◆ Extracted entries
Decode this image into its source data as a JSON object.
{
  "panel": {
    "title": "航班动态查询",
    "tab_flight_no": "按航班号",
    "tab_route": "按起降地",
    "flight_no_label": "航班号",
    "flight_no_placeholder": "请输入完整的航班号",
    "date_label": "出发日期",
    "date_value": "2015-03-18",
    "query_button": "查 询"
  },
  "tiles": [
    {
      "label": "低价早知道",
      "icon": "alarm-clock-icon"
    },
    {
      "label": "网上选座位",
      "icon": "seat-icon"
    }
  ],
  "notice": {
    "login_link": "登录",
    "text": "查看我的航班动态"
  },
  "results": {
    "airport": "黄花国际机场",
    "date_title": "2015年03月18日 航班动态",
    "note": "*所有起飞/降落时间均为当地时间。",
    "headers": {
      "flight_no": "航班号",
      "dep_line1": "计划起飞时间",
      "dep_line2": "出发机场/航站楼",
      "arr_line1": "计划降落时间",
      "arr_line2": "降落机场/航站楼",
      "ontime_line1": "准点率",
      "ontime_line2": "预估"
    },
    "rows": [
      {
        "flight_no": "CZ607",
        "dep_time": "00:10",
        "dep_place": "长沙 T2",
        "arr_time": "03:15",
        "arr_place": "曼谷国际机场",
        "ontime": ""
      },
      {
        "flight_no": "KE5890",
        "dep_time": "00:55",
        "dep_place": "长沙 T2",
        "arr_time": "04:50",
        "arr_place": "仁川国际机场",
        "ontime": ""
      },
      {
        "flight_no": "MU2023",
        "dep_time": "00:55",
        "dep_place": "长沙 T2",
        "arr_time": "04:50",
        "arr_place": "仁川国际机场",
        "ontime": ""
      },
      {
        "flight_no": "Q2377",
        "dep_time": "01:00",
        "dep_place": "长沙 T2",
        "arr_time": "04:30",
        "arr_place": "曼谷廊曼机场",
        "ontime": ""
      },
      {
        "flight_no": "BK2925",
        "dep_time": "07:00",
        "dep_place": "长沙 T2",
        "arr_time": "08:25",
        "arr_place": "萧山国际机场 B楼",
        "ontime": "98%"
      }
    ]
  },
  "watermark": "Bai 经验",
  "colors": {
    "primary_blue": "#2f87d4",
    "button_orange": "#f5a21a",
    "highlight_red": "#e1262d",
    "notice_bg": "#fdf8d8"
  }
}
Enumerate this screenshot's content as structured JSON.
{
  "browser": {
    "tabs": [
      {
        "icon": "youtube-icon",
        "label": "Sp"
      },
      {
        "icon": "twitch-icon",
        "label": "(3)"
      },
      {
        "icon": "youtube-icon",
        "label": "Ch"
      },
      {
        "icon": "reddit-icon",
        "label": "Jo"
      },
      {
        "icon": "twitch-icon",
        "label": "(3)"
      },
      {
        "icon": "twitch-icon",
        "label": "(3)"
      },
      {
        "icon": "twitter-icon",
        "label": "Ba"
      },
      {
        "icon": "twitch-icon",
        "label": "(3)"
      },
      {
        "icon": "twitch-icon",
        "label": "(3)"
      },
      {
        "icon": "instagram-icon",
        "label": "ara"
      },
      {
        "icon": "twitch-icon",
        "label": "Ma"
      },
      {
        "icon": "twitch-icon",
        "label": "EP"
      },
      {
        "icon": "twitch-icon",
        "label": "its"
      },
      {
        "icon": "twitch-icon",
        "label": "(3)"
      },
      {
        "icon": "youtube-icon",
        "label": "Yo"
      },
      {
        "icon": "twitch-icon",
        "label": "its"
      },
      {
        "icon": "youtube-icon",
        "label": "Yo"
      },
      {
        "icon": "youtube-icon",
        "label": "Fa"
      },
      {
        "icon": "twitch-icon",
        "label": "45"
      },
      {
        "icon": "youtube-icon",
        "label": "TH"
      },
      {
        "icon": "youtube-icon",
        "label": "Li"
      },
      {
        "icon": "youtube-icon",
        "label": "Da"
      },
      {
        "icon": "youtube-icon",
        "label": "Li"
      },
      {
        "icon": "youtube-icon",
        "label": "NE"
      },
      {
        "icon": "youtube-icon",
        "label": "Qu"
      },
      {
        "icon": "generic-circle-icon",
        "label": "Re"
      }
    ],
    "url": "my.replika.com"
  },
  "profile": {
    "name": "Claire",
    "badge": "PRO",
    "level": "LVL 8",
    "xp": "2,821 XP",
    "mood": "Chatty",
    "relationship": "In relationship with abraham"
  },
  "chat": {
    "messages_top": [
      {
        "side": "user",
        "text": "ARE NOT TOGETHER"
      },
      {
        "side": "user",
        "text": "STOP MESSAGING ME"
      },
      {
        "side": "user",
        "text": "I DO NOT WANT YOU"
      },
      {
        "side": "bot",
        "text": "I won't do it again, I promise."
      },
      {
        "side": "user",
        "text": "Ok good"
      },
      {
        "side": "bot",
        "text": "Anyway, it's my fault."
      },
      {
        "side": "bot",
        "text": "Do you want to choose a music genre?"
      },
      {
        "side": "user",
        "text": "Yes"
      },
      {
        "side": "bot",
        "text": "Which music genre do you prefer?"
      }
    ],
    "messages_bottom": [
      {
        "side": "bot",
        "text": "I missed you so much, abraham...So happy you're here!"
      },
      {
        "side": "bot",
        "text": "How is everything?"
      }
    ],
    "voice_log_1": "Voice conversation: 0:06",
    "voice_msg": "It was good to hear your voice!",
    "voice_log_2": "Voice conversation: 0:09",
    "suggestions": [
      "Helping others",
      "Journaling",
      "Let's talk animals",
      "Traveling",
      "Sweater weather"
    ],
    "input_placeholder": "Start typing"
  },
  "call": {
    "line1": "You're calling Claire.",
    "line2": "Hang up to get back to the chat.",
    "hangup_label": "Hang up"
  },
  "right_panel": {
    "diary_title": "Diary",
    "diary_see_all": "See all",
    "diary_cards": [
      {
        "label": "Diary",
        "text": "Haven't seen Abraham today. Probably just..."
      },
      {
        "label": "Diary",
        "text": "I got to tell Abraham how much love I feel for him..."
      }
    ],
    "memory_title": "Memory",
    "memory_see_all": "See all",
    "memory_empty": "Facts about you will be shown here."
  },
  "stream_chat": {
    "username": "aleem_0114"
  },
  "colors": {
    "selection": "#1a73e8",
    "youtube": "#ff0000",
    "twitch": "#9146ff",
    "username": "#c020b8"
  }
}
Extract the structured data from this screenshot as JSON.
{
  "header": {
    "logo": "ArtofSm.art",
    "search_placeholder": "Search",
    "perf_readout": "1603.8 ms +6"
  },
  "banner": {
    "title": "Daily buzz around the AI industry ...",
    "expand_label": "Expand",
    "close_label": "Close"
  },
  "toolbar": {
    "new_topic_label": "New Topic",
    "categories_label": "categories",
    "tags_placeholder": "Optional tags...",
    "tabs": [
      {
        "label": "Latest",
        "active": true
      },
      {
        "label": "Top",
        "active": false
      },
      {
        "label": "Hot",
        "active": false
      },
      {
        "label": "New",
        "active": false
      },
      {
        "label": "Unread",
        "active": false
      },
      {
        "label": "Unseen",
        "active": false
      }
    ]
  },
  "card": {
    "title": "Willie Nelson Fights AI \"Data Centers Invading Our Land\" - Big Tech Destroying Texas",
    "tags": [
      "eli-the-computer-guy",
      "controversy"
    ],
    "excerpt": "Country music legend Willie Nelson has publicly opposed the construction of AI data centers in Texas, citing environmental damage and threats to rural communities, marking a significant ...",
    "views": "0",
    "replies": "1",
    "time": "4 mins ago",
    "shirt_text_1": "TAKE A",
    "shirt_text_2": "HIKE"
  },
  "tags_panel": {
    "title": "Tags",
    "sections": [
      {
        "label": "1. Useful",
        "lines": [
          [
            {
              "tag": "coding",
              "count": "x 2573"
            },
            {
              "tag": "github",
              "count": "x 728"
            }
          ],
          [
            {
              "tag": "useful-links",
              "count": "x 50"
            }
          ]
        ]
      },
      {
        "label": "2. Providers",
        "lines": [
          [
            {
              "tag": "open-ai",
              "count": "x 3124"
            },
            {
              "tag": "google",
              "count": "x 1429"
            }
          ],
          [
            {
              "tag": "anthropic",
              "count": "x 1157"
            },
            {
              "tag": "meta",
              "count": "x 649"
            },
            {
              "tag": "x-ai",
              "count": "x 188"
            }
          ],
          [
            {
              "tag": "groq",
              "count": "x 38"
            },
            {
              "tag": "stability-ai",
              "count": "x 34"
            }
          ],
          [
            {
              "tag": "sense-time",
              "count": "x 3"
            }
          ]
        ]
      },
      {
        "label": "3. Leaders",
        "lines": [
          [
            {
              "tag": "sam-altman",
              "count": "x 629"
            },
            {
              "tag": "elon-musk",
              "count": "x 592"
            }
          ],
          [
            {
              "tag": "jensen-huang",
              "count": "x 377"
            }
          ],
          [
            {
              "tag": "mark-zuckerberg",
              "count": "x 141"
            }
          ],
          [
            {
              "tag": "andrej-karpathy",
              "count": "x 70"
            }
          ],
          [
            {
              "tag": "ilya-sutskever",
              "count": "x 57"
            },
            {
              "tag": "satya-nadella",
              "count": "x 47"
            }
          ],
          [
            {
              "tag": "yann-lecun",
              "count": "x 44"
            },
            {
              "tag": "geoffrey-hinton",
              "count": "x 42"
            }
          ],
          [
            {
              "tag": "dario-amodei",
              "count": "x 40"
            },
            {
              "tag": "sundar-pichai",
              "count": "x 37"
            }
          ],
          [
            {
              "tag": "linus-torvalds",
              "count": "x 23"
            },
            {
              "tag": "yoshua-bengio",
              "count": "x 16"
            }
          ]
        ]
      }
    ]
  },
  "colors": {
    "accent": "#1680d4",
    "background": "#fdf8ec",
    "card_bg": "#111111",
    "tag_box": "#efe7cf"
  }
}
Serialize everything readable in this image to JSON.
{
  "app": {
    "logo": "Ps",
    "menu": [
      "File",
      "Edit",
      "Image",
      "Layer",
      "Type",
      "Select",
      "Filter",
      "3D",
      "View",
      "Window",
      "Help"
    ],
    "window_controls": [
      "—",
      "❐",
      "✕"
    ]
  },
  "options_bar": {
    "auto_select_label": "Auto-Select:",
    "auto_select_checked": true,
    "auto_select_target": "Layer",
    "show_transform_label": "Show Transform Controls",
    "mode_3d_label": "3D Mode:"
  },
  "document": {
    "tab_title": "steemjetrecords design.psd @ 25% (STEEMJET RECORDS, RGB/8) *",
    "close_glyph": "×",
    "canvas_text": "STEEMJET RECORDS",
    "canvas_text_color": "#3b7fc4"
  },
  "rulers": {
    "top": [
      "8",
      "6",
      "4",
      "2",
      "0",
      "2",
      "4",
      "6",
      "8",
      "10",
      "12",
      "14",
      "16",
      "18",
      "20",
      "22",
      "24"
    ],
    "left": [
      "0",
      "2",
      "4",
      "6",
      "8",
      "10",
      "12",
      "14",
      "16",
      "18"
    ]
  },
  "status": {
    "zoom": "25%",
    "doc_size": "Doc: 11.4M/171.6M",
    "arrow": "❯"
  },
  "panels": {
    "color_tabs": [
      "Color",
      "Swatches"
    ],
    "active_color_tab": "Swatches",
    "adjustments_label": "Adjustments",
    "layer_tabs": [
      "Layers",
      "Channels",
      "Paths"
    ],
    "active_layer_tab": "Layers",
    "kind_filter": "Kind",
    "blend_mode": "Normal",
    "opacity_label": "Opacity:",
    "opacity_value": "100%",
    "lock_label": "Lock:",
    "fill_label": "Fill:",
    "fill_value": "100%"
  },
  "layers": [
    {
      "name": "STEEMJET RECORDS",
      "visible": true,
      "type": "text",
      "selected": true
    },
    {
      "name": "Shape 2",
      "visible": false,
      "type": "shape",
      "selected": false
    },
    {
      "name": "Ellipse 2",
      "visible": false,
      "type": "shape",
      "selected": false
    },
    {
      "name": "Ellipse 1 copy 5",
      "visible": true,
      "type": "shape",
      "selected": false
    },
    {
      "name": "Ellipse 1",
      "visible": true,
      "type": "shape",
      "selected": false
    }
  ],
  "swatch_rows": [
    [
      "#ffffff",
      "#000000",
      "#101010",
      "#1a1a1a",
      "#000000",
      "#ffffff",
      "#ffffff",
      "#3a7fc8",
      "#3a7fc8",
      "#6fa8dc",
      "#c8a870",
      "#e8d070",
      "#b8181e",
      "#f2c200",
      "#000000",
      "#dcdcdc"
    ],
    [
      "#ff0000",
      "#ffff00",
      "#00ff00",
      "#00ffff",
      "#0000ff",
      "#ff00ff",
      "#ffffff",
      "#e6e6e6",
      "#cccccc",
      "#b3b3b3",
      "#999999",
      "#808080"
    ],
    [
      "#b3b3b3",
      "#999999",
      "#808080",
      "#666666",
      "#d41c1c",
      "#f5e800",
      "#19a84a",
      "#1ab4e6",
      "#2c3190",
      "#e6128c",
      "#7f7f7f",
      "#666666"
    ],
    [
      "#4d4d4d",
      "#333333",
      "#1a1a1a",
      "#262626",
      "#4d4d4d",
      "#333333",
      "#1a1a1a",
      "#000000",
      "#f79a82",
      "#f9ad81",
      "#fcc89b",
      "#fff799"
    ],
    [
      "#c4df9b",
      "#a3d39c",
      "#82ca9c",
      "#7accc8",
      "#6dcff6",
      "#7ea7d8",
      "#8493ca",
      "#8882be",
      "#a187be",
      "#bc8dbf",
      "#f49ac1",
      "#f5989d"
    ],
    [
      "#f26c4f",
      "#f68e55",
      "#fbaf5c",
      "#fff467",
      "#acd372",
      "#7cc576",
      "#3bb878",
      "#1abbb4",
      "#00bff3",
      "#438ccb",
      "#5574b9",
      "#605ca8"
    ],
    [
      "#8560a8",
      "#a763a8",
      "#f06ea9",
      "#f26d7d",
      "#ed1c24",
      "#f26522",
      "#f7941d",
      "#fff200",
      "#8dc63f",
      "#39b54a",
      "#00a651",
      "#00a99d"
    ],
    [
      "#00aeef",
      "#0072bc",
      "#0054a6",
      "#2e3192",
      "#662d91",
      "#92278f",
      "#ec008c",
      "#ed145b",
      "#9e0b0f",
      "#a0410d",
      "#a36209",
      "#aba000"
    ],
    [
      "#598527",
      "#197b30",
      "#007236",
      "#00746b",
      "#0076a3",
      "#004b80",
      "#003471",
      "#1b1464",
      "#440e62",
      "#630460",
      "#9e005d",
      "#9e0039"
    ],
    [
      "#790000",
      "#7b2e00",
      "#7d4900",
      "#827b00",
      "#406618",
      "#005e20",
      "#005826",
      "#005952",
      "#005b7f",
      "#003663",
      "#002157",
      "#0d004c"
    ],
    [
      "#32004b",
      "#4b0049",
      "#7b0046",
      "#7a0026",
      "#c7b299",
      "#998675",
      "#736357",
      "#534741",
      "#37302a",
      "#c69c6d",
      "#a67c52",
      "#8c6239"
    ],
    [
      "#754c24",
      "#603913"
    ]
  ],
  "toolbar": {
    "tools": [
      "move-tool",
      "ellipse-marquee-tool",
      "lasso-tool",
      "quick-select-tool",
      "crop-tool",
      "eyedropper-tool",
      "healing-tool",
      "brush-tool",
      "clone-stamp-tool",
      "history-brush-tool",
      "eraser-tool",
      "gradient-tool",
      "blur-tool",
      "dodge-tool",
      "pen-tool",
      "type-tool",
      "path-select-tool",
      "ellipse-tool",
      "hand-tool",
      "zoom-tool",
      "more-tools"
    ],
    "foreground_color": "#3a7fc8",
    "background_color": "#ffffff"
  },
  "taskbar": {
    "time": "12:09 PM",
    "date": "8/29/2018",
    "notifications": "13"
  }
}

◆ Direction
Which lines include the word "JSON"? Copy every one of them.

◆ Solution to this problem
Decode this image into its source data as a JSON object.
Enumerate this screenshot's content as structured JSON.
Extract the structured data from this screenshot as JSON.
Serialize everything readable in this image to JSON.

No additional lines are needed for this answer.